• [STATED GOAL]: For the material that follows, list every line containing the word "track".

• [RAW DATA]:
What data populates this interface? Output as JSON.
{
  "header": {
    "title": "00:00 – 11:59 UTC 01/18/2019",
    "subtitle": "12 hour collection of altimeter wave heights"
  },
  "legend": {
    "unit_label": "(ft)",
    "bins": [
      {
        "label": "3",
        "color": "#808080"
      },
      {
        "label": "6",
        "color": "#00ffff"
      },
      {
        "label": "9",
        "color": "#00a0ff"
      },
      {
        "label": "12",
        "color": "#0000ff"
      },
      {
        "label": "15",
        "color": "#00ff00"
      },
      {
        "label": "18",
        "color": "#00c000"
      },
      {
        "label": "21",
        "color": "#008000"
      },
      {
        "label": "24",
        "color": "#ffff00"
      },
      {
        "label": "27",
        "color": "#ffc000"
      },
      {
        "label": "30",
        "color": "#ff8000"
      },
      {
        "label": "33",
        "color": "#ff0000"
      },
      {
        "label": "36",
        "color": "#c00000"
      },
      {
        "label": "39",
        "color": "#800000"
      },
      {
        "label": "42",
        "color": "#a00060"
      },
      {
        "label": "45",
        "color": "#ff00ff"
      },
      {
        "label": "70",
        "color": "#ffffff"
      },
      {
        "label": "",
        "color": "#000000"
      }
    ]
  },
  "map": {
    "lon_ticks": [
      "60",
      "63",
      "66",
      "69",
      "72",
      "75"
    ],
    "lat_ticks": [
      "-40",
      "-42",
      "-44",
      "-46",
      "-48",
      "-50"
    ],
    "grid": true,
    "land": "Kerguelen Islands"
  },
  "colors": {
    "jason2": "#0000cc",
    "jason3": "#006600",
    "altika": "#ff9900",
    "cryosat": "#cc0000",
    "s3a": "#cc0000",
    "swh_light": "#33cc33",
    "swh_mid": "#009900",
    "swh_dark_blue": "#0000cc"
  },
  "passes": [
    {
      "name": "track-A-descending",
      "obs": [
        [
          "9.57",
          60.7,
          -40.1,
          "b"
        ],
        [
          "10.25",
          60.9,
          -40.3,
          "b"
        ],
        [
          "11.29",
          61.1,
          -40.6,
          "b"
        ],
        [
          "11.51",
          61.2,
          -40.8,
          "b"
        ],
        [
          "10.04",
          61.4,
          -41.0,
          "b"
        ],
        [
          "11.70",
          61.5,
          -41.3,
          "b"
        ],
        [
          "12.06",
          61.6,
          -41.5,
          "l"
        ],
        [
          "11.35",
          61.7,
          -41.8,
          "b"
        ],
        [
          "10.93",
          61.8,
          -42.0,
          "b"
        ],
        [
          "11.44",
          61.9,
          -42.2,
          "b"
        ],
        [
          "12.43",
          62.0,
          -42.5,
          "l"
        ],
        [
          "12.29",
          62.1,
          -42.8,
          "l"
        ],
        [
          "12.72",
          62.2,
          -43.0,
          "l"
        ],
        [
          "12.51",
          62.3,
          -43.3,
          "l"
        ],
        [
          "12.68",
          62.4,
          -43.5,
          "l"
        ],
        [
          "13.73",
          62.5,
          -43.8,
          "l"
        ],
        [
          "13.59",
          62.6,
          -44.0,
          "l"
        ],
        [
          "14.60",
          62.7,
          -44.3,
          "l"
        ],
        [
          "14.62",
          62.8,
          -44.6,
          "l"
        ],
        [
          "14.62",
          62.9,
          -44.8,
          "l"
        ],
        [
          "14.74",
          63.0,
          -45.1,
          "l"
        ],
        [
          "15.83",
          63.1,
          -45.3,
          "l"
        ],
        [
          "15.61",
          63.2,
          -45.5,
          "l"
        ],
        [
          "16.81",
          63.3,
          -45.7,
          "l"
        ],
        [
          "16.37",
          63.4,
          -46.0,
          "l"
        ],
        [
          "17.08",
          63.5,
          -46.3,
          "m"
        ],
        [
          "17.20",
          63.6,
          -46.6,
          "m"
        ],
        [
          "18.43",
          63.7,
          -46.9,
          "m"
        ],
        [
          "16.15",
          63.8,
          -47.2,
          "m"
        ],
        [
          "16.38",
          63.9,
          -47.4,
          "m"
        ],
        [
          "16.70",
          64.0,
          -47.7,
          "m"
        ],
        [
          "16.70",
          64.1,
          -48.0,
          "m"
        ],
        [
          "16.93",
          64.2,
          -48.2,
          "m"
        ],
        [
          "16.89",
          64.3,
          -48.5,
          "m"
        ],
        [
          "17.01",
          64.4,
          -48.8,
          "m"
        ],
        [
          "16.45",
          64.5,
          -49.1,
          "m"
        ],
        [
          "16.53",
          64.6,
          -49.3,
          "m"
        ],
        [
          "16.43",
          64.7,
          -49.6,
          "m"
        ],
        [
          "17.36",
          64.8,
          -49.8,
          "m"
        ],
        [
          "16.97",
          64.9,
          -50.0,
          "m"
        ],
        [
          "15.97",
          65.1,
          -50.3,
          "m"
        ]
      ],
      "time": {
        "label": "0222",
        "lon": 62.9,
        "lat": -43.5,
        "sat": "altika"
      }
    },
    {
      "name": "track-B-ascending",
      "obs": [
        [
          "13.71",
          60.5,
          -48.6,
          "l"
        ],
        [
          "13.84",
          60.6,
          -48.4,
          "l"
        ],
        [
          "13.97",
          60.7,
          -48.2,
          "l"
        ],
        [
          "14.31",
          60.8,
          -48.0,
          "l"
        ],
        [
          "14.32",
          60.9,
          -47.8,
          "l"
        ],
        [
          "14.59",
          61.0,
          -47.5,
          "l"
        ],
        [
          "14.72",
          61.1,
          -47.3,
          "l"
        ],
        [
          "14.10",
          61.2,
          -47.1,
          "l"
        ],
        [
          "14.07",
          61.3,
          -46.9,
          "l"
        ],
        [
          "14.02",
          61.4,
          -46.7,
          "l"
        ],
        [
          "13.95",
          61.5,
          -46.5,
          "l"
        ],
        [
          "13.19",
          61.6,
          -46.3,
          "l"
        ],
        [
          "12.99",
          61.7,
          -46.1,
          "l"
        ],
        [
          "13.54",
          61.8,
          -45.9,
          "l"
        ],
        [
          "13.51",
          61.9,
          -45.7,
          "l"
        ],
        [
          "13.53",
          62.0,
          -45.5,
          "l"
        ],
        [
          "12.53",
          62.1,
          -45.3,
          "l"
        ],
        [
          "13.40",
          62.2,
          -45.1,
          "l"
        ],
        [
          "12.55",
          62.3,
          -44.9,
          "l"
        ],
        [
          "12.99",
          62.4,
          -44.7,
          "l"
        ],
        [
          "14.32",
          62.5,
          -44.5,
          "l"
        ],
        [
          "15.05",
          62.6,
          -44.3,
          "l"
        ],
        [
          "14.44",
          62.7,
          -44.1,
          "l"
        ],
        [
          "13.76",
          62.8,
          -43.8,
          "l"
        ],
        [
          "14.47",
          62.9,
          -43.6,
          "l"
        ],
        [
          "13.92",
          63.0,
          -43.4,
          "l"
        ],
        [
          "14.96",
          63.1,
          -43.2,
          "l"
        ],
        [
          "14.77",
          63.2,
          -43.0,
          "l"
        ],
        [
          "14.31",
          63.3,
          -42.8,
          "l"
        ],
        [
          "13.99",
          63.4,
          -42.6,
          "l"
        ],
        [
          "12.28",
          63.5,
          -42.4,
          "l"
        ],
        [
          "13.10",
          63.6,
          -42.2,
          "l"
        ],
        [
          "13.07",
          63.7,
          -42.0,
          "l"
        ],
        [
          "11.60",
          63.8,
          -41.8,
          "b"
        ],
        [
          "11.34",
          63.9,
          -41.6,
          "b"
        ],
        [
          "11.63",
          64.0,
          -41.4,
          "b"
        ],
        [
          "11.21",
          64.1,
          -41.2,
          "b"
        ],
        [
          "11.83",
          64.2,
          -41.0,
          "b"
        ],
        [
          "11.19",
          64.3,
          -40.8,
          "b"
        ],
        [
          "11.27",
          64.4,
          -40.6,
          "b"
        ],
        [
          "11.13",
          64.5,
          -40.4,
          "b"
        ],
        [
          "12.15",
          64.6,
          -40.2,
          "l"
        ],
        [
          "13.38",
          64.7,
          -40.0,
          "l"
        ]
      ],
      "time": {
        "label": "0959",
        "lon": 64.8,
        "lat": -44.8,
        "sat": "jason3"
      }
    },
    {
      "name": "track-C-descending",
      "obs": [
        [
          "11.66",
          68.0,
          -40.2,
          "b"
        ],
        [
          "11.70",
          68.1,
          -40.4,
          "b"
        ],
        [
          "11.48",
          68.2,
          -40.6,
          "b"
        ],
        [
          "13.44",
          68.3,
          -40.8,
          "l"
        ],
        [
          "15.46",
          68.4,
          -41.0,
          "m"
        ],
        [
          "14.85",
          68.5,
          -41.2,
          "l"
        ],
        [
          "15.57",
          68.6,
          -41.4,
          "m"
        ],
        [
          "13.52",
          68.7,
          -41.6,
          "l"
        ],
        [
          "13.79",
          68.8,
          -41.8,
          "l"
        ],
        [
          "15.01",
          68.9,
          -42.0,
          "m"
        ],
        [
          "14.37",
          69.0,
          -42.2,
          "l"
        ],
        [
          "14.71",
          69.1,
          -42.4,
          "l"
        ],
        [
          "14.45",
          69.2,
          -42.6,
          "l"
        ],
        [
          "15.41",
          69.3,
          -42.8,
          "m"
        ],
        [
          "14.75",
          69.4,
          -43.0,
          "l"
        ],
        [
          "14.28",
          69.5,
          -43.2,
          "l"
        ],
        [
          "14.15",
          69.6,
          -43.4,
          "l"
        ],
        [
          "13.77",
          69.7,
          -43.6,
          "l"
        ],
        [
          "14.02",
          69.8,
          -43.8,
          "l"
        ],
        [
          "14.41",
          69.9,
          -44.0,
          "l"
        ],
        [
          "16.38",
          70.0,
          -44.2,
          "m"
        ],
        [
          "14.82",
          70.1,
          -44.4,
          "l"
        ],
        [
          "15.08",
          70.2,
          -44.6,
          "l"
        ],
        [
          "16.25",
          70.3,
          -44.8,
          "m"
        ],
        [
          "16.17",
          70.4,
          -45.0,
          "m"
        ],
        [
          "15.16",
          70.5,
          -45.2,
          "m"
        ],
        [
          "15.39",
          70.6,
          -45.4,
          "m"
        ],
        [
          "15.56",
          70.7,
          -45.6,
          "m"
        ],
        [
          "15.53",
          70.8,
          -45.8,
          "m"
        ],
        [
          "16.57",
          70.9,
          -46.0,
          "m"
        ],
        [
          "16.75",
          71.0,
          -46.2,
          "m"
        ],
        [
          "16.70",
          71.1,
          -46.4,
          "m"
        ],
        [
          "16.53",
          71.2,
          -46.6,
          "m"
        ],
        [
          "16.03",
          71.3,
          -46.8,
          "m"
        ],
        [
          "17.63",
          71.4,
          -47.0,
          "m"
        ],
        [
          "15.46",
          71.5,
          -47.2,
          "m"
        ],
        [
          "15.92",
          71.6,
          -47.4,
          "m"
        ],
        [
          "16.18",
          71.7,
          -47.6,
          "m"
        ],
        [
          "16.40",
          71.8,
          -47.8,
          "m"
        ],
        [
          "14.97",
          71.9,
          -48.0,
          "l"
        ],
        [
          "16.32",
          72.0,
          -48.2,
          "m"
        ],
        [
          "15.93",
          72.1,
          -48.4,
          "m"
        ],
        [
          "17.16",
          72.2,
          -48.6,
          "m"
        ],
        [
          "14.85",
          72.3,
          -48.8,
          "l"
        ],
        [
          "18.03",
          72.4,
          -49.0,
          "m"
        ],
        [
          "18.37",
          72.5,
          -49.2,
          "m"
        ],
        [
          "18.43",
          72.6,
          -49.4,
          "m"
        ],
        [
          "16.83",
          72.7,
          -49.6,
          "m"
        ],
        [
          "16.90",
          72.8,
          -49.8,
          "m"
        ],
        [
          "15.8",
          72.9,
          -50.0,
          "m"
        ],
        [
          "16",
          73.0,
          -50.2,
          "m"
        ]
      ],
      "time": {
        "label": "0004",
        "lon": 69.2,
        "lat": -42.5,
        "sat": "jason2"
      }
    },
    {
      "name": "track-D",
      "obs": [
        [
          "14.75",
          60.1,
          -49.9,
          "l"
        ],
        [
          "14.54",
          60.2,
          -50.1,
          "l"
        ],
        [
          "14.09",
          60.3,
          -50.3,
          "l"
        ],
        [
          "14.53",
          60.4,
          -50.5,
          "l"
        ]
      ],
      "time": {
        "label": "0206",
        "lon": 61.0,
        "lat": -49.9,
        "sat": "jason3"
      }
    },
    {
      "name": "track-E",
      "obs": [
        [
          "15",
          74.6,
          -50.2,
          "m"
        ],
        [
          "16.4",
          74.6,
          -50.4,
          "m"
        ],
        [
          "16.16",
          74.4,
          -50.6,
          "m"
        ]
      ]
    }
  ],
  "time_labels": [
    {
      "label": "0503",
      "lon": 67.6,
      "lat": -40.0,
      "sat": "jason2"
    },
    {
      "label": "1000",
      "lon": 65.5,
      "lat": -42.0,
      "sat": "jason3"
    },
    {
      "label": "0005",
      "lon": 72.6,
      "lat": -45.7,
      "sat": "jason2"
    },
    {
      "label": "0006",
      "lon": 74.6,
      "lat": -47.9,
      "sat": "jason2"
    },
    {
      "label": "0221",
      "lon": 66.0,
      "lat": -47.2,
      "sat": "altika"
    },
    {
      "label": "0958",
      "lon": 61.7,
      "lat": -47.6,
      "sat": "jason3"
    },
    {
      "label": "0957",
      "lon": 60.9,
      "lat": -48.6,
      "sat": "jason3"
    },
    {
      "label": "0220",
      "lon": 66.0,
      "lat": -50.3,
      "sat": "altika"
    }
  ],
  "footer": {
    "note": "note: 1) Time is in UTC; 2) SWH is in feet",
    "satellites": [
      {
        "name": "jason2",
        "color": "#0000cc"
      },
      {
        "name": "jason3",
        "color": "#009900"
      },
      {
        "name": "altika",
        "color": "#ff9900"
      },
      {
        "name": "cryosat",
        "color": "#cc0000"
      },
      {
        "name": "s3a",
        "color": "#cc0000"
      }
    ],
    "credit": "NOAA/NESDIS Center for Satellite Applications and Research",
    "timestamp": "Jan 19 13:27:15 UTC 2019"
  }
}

• [SOLUTION FOR THIS PROBLEM]:
      "name": "track-A-descending",
      "name": "track-B-ascending",
      "name": "track-C-descending",
      "name": "track-D",
      "name": "track-E",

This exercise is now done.